Work out the number of lines with the word "grid" in the material below, then reply with that number only.

* START *

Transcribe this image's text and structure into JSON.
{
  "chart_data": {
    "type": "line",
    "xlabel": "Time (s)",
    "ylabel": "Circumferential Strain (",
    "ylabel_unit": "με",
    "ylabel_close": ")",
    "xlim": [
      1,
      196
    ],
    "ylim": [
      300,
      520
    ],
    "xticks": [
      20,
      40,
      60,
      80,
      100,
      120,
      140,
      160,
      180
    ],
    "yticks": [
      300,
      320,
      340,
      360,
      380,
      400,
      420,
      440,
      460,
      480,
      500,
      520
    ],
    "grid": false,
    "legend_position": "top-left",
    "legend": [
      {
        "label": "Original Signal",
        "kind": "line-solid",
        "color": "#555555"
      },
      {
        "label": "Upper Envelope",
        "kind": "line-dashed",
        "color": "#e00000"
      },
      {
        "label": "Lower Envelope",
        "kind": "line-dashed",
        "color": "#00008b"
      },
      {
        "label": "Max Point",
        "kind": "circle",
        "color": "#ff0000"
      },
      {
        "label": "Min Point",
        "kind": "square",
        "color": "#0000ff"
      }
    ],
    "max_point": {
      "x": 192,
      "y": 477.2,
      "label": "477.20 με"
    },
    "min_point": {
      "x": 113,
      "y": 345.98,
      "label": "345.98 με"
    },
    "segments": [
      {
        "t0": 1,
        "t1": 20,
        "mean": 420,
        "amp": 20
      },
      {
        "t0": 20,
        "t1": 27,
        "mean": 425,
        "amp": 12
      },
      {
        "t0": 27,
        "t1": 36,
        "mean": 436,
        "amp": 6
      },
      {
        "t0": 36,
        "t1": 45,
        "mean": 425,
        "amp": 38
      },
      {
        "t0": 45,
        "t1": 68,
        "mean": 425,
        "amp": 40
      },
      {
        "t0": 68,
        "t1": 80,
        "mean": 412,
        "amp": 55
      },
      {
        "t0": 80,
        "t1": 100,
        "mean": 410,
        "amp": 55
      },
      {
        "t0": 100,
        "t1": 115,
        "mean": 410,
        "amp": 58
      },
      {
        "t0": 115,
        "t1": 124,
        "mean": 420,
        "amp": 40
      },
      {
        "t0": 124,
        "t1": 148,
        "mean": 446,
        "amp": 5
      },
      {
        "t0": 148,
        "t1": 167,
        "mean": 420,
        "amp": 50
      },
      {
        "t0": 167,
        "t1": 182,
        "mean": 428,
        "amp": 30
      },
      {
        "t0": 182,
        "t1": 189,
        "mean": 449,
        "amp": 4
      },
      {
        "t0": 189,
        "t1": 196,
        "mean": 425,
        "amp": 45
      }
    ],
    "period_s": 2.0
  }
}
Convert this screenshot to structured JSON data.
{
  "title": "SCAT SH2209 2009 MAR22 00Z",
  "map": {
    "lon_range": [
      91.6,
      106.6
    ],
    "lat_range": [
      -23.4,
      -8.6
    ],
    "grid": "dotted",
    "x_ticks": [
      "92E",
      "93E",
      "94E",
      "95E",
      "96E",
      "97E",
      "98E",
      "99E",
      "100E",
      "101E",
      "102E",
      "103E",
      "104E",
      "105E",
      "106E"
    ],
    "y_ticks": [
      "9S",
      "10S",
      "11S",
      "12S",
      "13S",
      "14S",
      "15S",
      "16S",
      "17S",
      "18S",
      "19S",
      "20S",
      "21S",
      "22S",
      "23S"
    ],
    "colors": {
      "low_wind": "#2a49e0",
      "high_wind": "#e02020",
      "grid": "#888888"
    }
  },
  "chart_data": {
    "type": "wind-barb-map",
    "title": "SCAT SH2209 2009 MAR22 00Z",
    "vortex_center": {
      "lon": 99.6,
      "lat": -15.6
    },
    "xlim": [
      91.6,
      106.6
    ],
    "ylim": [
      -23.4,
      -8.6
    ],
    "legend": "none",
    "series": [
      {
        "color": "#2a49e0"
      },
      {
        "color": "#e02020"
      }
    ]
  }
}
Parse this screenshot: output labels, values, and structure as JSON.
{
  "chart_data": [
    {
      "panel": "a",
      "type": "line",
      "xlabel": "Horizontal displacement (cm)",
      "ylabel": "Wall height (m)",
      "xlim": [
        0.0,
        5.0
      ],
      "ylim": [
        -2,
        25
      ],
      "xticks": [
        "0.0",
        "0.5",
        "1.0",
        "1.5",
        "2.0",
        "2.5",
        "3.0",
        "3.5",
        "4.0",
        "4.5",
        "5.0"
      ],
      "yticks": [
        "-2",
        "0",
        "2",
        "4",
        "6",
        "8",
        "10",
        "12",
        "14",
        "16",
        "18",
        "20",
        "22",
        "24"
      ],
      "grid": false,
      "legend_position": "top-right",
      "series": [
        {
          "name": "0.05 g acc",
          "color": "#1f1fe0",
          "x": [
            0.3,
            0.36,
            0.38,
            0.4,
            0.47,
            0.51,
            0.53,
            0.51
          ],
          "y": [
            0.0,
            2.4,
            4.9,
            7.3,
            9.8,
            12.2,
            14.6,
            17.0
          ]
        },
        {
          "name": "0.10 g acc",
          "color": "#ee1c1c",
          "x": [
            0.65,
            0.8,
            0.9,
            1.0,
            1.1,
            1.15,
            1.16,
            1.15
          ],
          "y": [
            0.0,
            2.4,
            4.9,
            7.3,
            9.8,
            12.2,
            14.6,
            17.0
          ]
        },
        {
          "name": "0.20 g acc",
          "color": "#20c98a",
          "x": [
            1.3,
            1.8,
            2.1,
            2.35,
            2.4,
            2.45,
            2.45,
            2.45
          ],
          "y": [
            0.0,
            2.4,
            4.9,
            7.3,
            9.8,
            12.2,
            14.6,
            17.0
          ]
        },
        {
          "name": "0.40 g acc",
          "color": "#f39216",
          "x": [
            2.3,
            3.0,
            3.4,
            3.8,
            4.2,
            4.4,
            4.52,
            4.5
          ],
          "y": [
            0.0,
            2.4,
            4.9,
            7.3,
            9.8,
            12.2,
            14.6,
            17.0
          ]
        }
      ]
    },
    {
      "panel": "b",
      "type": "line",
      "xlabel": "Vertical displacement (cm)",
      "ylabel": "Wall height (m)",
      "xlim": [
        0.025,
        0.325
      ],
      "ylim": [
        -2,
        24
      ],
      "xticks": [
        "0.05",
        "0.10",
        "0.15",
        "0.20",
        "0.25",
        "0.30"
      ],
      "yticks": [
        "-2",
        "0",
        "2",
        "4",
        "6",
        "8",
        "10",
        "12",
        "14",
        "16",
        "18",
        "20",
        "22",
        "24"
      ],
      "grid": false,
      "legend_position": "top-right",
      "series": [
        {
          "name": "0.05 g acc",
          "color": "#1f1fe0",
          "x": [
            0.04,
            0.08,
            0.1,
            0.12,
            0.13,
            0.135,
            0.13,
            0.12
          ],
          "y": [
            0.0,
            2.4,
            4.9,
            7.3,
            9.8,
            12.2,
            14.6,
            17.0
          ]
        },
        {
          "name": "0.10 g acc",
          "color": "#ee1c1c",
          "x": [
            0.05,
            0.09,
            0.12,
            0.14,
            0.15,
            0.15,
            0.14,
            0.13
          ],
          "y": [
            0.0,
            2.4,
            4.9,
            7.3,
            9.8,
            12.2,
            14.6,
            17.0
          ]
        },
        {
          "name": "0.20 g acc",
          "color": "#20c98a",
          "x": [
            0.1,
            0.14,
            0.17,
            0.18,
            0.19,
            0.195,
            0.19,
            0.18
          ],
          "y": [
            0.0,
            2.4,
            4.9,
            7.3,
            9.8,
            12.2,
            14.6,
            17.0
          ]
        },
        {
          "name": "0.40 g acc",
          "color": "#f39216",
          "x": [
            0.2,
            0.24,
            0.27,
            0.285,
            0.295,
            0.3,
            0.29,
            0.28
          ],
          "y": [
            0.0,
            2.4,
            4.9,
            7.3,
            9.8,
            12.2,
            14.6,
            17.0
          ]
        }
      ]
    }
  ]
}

* END *

- The output
5